Exercise instructions:
State how many lines of the listing below include the word "muqueux". Give only the number.

[Rows from a dataset]
** START **

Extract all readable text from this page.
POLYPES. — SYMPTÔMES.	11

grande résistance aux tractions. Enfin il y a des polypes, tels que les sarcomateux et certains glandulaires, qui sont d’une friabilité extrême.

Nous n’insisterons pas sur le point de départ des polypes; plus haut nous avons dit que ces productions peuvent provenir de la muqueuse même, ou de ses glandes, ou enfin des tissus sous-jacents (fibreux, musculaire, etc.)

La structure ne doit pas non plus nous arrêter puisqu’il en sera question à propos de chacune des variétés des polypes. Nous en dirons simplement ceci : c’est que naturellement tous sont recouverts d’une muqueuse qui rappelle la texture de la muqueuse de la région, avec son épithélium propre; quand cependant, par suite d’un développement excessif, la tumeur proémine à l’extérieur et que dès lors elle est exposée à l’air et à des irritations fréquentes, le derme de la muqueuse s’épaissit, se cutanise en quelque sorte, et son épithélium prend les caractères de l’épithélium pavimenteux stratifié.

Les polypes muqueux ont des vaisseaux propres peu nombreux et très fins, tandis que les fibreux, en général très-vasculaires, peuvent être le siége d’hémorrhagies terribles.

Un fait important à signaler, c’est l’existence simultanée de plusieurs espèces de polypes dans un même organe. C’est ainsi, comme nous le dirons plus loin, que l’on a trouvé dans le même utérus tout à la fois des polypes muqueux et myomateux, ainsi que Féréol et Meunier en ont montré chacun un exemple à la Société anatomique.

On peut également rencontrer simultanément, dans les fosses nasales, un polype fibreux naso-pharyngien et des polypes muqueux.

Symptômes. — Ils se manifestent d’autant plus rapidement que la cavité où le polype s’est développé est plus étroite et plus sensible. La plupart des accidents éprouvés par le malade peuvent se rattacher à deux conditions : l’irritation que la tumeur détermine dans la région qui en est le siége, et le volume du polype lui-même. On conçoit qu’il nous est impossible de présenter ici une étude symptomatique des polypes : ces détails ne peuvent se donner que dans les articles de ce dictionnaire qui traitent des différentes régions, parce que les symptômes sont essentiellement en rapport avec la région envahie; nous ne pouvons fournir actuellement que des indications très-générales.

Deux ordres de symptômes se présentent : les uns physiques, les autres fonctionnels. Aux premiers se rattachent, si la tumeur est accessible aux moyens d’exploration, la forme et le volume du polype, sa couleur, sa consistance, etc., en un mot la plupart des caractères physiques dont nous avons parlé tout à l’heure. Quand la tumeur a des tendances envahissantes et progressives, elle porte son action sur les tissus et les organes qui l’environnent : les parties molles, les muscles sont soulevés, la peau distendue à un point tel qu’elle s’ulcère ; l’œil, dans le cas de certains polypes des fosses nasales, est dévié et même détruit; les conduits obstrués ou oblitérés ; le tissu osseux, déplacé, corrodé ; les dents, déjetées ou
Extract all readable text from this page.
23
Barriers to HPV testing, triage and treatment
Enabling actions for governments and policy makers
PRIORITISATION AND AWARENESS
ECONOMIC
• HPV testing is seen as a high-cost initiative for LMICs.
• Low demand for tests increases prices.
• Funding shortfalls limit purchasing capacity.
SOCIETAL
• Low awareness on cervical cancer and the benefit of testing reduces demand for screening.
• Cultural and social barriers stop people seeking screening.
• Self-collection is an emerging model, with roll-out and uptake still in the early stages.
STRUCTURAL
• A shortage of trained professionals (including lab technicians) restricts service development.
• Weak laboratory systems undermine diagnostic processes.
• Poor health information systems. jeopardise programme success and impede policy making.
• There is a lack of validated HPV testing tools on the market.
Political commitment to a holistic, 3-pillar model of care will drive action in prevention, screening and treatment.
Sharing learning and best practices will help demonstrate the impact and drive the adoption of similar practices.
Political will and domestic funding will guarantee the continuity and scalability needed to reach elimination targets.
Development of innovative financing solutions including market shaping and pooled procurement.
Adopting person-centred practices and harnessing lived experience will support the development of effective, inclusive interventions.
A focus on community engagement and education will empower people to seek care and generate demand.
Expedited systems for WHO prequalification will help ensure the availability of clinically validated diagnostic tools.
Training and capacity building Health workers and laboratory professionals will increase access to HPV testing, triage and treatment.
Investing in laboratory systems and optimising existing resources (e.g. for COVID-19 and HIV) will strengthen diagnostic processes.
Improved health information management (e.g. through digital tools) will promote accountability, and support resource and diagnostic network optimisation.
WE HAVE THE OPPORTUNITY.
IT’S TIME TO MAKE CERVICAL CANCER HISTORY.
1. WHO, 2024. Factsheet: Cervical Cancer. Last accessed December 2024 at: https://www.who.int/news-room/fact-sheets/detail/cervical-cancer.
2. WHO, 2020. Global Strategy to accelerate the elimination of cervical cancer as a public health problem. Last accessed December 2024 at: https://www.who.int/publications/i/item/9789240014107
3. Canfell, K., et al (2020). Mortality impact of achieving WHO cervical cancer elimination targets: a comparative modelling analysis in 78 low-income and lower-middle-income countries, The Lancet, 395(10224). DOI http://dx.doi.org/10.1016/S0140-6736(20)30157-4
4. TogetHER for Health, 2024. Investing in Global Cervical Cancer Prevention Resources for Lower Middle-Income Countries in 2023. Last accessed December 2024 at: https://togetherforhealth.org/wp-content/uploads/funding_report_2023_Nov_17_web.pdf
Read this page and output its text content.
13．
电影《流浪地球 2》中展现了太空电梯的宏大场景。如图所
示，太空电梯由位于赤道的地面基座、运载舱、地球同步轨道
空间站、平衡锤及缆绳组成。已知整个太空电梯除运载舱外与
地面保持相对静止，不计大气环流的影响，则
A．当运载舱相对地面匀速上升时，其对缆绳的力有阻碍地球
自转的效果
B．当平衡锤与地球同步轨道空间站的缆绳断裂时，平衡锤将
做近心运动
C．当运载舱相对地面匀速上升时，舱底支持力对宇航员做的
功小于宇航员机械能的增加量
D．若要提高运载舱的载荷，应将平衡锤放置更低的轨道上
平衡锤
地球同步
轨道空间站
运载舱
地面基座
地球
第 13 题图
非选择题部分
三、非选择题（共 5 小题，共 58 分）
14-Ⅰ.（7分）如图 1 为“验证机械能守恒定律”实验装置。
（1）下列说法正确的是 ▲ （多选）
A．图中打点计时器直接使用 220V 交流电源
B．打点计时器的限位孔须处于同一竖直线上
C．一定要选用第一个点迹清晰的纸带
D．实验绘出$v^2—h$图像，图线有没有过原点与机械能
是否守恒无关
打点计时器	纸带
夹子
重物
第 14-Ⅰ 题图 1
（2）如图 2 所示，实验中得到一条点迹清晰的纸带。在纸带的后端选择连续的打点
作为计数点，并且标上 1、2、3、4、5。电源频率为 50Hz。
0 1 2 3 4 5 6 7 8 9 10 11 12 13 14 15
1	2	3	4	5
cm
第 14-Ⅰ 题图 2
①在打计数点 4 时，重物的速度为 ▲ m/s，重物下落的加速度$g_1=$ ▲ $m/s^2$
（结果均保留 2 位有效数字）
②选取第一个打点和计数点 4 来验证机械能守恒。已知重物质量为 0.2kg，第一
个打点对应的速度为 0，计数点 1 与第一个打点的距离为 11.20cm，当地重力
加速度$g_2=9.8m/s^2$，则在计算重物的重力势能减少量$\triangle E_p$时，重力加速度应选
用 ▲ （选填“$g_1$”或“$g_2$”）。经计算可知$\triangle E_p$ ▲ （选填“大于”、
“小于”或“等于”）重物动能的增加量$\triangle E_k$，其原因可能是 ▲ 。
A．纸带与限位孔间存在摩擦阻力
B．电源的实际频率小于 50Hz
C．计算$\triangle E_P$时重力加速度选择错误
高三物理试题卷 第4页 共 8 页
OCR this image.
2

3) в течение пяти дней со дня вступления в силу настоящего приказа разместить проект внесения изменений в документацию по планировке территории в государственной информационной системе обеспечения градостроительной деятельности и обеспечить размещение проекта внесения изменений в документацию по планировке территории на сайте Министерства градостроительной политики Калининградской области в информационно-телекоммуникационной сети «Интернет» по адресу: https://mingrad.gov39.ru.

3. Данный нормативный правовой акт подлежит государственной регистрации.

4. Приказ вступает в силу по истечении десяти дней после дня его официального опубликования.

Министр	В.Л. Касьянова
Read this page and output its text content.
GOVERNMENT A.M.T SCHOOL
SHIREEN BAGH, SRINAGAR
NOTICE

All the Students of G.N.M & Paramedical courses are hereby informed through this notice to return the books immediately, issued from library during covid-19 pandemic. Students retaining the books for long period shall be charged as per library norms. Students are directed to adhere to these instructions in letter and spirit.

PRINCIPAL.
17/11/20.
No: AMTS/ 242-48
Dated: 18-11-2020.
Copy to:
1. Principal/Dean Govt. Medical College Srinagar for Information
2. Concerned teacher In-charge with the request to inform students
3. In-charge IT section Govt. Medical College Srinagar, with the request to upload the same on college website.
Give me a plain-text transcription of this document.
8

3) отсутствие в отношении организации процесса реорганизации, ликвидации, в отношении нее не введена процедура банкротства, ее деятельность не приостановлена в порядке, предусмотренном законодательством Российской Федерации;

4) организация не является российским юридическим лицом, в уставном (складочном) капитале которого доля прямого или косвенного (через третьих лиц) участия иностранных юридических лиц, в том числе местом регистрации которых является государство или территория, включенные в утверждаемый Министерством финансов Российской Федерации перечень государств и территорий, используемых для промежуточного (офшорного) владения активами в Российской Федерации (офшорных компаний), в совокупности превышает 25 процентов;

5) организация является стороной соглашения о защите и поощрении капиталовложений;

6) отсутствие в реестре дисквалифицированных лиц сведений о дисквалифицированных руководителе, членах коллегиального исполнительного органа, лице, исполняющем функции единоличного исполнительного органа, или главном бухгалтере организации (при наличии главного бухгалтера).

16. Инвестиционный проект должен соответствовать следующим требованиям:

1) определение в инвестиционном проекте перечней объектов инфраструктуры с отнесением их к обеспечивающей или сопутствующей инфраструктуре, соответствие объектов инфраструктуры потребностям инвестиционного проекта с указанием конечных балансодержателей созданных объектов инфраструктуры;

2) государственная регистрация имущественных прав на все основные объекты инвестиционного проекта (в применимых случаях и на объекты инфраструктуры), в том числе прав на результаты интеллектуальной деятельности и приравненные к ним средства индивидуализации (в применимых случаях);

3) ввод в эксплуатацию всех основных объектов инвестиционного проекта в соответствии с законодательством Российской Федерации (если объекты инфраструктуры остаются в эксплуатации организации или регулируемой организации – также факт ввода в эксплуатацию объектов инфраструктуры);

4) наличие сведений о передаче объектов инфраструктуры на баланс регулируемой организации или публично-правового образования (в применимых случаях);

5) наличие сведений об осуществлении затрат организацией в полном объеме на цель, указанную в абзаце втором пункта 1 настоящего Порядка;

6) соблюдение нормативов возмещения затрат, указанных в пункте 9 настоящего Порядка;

** END **

Solution for this problem:
3